── Given records

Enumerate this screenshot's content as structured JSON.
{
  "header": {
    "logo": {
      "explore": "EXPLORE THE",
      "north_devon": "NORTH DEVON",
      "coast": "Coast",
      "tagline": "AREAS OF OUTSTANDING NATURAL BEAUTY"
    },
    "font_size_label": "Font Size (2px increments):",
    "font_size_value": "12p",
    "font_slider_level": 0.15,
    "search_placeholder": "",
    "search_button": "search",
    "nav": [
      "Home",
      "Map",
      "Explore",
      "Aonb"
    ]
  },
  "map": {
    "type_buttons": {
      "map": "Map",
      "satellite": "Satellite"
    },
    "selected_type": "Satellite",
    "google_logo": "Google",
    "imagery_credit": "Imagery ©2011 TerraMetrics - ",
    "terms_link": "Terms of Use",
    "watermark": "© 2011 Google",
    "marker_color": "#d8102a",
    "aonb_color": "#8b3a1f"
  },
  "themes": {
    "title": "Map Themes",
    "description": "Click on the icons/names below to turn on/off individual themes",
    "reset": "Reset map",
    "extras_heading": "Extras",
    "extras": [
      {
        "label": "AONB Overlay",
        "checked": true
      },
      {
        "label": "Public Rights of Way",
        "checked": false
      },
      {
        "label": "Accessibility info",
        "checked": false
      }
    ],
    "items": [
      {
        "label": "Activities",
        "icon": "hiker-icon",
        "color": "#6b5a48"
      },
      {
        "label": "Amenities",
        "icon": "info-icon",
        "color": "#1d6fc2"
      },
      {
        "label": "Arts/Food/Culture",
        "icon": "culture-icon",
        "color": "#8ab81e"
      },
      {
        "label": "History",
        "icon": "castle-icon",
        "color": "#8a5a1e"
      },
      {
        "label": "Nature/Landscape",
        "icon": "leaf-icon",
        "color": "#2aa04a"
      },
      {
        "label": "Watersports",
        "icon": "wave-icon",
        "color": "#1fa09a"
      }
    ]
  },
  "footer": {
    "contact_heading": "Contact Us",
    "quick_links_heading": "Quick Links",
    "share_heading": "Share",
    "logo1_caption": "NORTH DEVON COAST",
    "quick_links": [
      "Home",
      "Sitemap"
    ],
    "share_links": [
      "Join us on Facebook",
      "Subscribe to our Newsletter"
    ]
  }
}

────

### Task requirements:
Return the whole listing exactly.

### Completed task:
Enumerate this screenshot's content as structured JSON.
{
  "header": {
    "logo": {
      "explore": "EXPLORE THE",
      "north_devon": "NORTH DEVON",
      "coast": "Coast",
      "tagline": "AREAS OF OUTSTANDING NATURAL BEAUTY"
    },
    "font_size_label": "Font Size (2px increments):",
    "font_size_value": "12p",
    "font_slider_level": 0.15,
    "search_placeholder": "",
    "search_button": "search",
    "nav": [
      "Home",
      "Map",
      "Explore",
      "Aonb"
    ]
  },
  "map": {
    "type_buttons": {
      "map": "Map",
      "satellite": "Satellite"
    },
    "selected_type": "Satellite",
    "google_logo": "Google",
    "imagery_credit": "Imagery ©2011 TerraMetrics - ",
    "terms_link": "Terms of Use",
    "watermark": "© 2011 Google",
    "marker_color": "#d8102a",
    "aonb_color": "#8b3a1f"
  },
  "themes": {
    "title": "Map Themes",
    "description": "Click on the icons/names below to turn on/off individual themes",
    "reset": "Reset map",
    "extras_heading": "Extras",
    "extras": [
      {
        "label": "AONB Overlay",
        "checked": true
      },
      {
        "label": "Public Rights of Way",
        "checked": false
      },
      {
        "label": "Accessibility info",
        "checked": false
      }
    ],
    "items": [
      {
        "label": "Activities",
        "icon": "hiker-icon",
        "color": "#6b5a48"
      },
      {
        "label": "Amenities",
        "icon": "info-icon",
        "color": "#1d6fc2"
      },
      {
        "label": "Arts/Food/Culture",
        "icon": "culture-icon",
        "color": "#8ab81e"
      },
      {
        "label": "History",
        "icon": "castle-icon",
        "color": "#8a5a1e"
      },
      {
        "label": "Nature/Landscape",
        "icon": "leaf-icon",
        "color": "#2aa04a"
      },
      {
        "label": "Watersports",
        "icon": "wave-icon",
        "color": "#1fa09a"
      }
    ]
  },
  "footer": {
    "contact_heading": "Contact Us",
    "quick_links_heading": "Quick Links",
    "share_heading": "Share",
    "logo1_caption": "NORTH DEVON COAST",
    "quick_links": [
      "Home",
      "Sitemap"
    ],
    "share_links": [
      "Join us on Facebook",
      "Subscribe to our Newsletter"
    ]
  }
}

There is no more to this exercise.